— start SUPPLIED MATERIAL —
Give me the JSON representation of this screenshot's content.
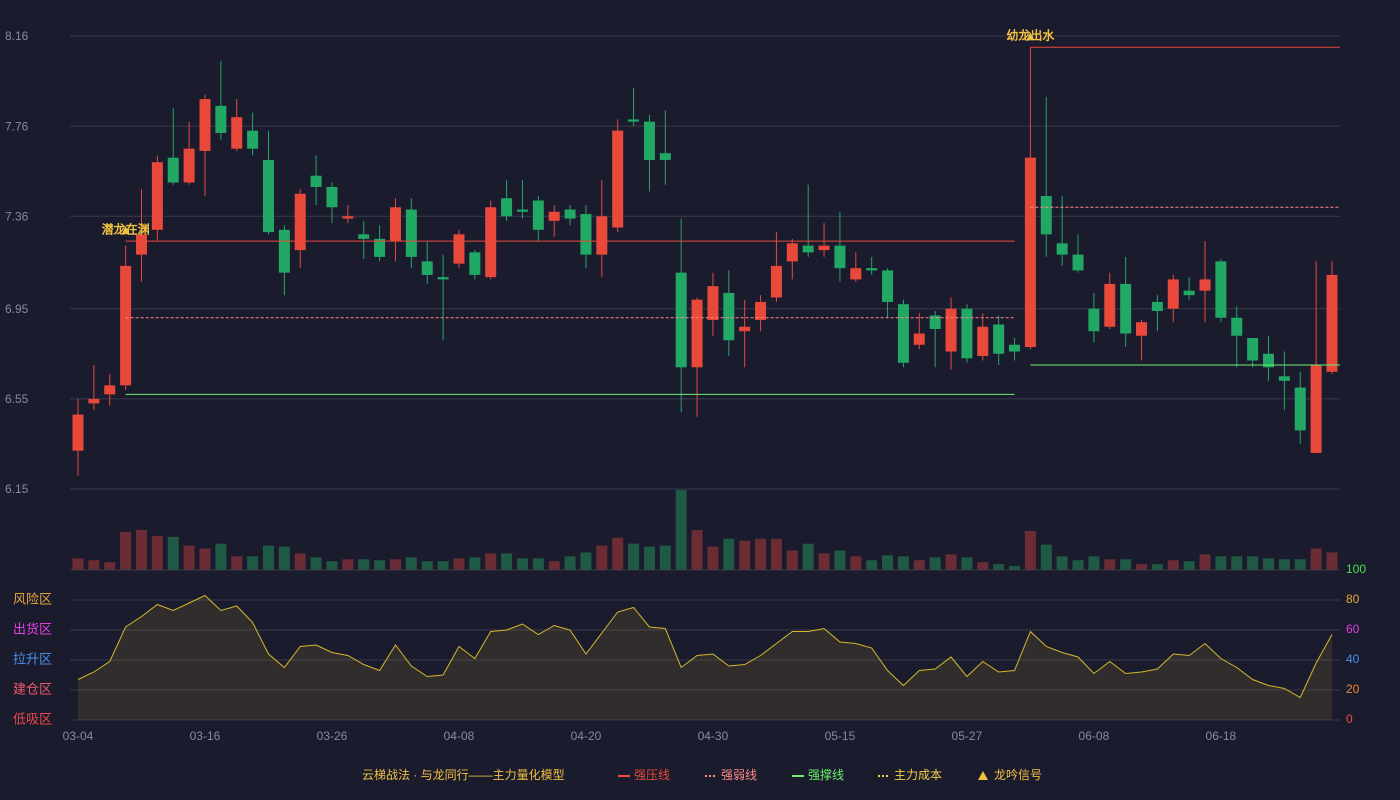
{
  "chart_data": [
    {
      "type": "candlestick",
      "categories": [
        "03-04",
        null,
        null,
        null,
        null,
        null,
        null,
        null,
        "03-16",
        null,
        null,
        null,
        null,
        null,
        null,
        null,
        "03-26",
        null,
        null,
        null,
        null,
        null,
        null,
        null,
        "04-08",
        null,
        null,
        null,
        null,
        null,
        null,
        null,
        "04-20",
        null,
        null,
        null,
        null,
        null,
        null,
        null,
        "04-30",
        null,
        null,
        null,
        null,
        null,
        null,
        null,
        "05-15",
        null,
        null,
        null,
        null,
        null,
        null,
        null,
        "05-27",
        null,
        null,
        null,
        null,
        null,
        null,
        null,
        "06-08",
        null,
        null,
        null,
        null,
        null,
        null,
        null,
        "06-18",
        null,
        null,
        null,
        null,
        null,
        null,
        null
      ],
      "open": [
        6.32,
        6.53,
        6.57,
        6.61,
        7.19,
        7.3,
        7.62,
        7.51,
        7.65,
        7.85,
        7.66,
        7.74,
        7.61,
        7.3,
        7.21,
        7.54,
        7.49,
        7.35,
        7.28,
        7.26,
        7.25,
        7.39,
        7.16,
        7.09,
        7.15,
        7.2,
        7.09,
        7.44,
        7.39,
        7.43,
        7.34,
        7.39,
        7.37,
        7.19,
        7.31,
        7.79,
        7.78,
        7.64,
        7.11,
        6.69,
        6.9,
        7.02,
        6.85,
        6.9,
        7.0,
        7.16,
        7.23,
        7.21,
        7.23,
        7.08,
        7.13,
        7.12,
        6.97,
        6.79,
        6.92,
        6.76,
        6.95,
        6.74,
        6.88,
        6.79,
        6.78,
        7.45,
        7.24,
        7.19,
        6.95,
        6.87,
        7.06,
        6.83,
        6.98,
        6.95,
        7.03,
        7.03,
        7.16,
        6.91,
        6.82,
        6.75,
        6.65,
        6.6,
        6.31,
        6.67
      ],
      "high": [
        6.55,
        6.7,
        6.66,
        7.23,
        7.48,
        7.63,
        7.84,
        7.78,
        7.9,
        8.05,
        7.88,
        7.82,
        7.74,
        7.32,
        7.48,
        7.63,
        7.51,
        7.41,
        7.34,
        7.32,
        7.44,
        7.44,
        7.25,
        7.19,
        7.3,
        7.21,
        7.43,
        7.52,
        7.52,
        7.45,
        7.41,
        7.41,
        7.41,
        7.52,
        7.79,
        7.93,
        7.81,
        7.83,
        7.35,
        7.0,
        7.11,
        7.12,
        6.99,
        7.01,
        7.29,
        7.26,
        7.5,
        7.33,
        7.38,
        7.2,
        7.18,
        7.13,
        6.99,
        6.93,
        6.94,
        7.0,
        6.97,
        6.93,
        6.92,
        6.82,
        8.11,
        7.89,
        7.45,
        7.28,
        7.02,
        7.11,
        7.18,
        6.9,
        7.01,
        7.1,
        7.09,
        7.25,
        7.17,
        6.96,
        6.82,
        6.83,
        6.76,
        6.67,
        7.16,
        7.16
      ],
      "low": [
        6.21,
        6.5,
        6.52,
        6.59,
        7.07,
        7.25,
        7.5,
        7.5,
        7.45,
        7.7,
        7.65,
        7.63,
        7.28,
        7.01,
        7.13,
        7.41,
        7.33,
        7.33,
        7.17,
        7.16,
        7.16,
        7.13,
        7.06,
        6.81,
        7.13,
        7.08,
        7.08,
        7.34,
        7.35,
        7.25,
        7.27,
        7.32,
        7.13,
        7.09,
        7.29,
        7.76,
        7.47,
        7.5,
        6.49,
        6.47,
        6.83,
        6.74,
        6.69,
        6.85,
        6.98,
        7.08,
        7.18,
        7.18,
        7.07,
        7.07,
        7.1,
        6.91,
        6.69,
        6.77,
        6.69,
        6.68,
        6.71,
        6.72,
        6.7,
        6.72,
        6.77,
        7.18,
        7.14,
        7.11,
        6.8,
        6.86,
        6.78,
        6.72,
        6.85,
        6.89,
        6.99,
        6.89,
        6.89,
        6.69,
        6.69,
        6.63,
        6.5,
        6.35,
        6.31,
        6.66
      ],
      "close": [
        6.48,
        6.55,
        6.61,
        7.14,
        7.28,
        7.6,
        7.51,
        7.66,
        7.88,
        7.73,
        7.8,
        7.66,
        7.29,
        7.11,
        7.46,
        7.49,
        7.4,
        7.36,
        7.26,
        7.18,
        7.4,
        7.18,
        7.1,
        7.08,
        7.28,
        7.1,
        7.4,
        7.36,
        7.38,
        7.3,
        7.38,
        7.35,
        7.19,
        7.36,
        7.74,
        7.78,
        7.61,
        7.61,
        6.69,
        6.99,
        7.05,
        6.81,
        6.87,
        6.98,
        7.14,
        7.24,
        7.2,
        7.23,
        7.13,
        7.13,
        7.12,
        6.98,
        6.71,
        6.84,
        6.86,
        6.95,
        6.73,
        6.87,
        6.75,
        6.76,
        7.62,
        7.28,
        7.19,
        7.12,
        6.85,
        7.06,
        6.84,
        6.89,
        6.94,
        7.08,
        7.01,
        7.08,
        6.91,
        6.83,
        6.72,
        6.69,
        6.63,
        6.41,
        6.7,
        7.1
      ],
      "up_color": "#e8493b",
      "down_color": "#22a865",
      "ylim": [
        6.15,
        8.16
      ],
      "yticks": [
        6.15,
        6.55,
        6.95,
        7.36,
        7.76,
        8.16
      ],
      "grid": true,
      "signals": [
        {
          "label": "潜龙在渊",
          "start": 3,
          "end": 59,
          "pressure": 7.25,
          "weak": 6.91,
          "support": 6.57
        },
        {
          "label": "幼龙出水",
          "start": 60,
          "pressure": 8.11,
          "weak": 7.4,
          "support": 6.7
        }
      ],
      "legend": {
        "title": "云梯战法 · 与龙同行——主力量化模型",
        "items": [
          {
            "name": "强压线",
            "color": "#e8493b",
            "style": "solid"
          },
          {
            "name": "强弱线",
            "color": "#ff8a8a",
            "style": "dashed"
          },
          {
            "name": "强撑线",
            "color": "#6cf06c",
            "style": "solid"
          },
          {
            "name": "主力成本",
            "color": "#f5d04a",
            "style": "dashed"
          },
          {
            "name": "龙吟信号",
            "color": "#f0c040",
            "style": "triangle"
          }
        ]
      }
    },
    {
      "type": "bar",
      "values": [
        12,
        10,
        8,
        39,
        41,
        35,
        34,
        25,
        22,
        27,
        14,
        14,
        25,
        24,
        17,
        13,
        9,
        11,
        11,
        10,
        11,
        13,
        9,
        9,
        12,
        13,
        17,
        17,
        12,
        12,
        9,
        14,
        18,
        25,
        33,
        27,
        24,
        25,
        82,
        41,
        24,
        32,
        30,
        32,
        32,
        20,
        27,
        17,
        20,
        14,
        10,
        15,
        14,
        10,
        13,
        16,
        13,
        8,
        6,
        4,
        40,
        26,
        14,
        10,
        14,
        11,
        11,
        6,
        6,
        10,
        9,
        16,
        14,
        14,
        14,
        12,
        11,
        11,
        22,
        18
      ],
      "up_color": "#6b2c35",
      "down_color": "#1f5a45"
    },
    {
      "type": "area",
      "values": [
        27,
        32,
        39,
        62,
        69,
        77,
        73,
        78,
        83,
        73,
        76,
        65,
        44,
        35,
        49,
        50,
        45,
        43,
        37,
        33,
        50,
        36,
        29,
        30,
        49,
        41,
        59,
        60,
        64,
        57,
        63,
        60,
        44,
        58,
        72,
        75,
        62,
        61,
        35,
        43,
        44,
        36,
        37,
        43,
        51,
        59,
        59,
        61,
        52,
        51,
        48,
        33,
        23,
        33,
        34,
        42,
        29,
        39,
        32,
        33,
        59,
        49,
        45,
        42,
        31,
        39,
        31,
        32,
        34,
        44,
        43,
        51,
        41,
        35,
        27,
        23,
        21,
        15,
        38,
        57
      ],
      "color": "#d4b82a",
      "ylim": [
        0,
        100
      ],
      "yticks": [
        0,
        20,
        40,
        60,
        80,
        100
      ],
      "ytick_colors": [
        "#f04848",
        "#e8883a",
        "#4a90e8",
        "#e040e0",
        "#e8a23a",
        "#4ae04a"
      ],
      "zones": [
        {
          "value": 80,
          "label": "风险区",
          "color": "#e8a23a"
        },
        {
          "value": 60,
          "label": "出货区",
          "color": "#e040e0"
        },
        {
          "value": 40,
          "label": "拉升区",
          "color": "#4a90e8"
        },
        {
          "value": 20,
          "label": "建仓区",
          "color": "#f05a6a"
        },
        {
          "value": 0,
          "label": "低吸区",
          "color": "#f04848"
        }
      ]
    }
  ]
}
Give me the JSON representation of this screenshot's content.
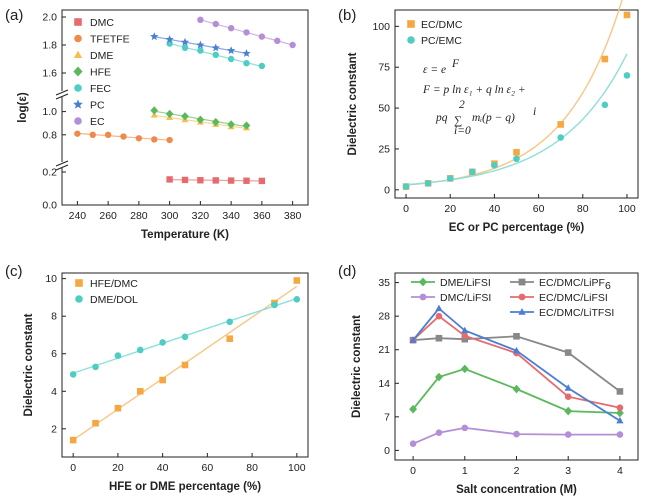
— end SUPPLIED MATERIAL —
## DIRECTION
From the records above, copy every line that holds the word "type".

## OUTPUT OF THE TASK
      "type": "candlestick",
      "type": "bar",
      "type": "area",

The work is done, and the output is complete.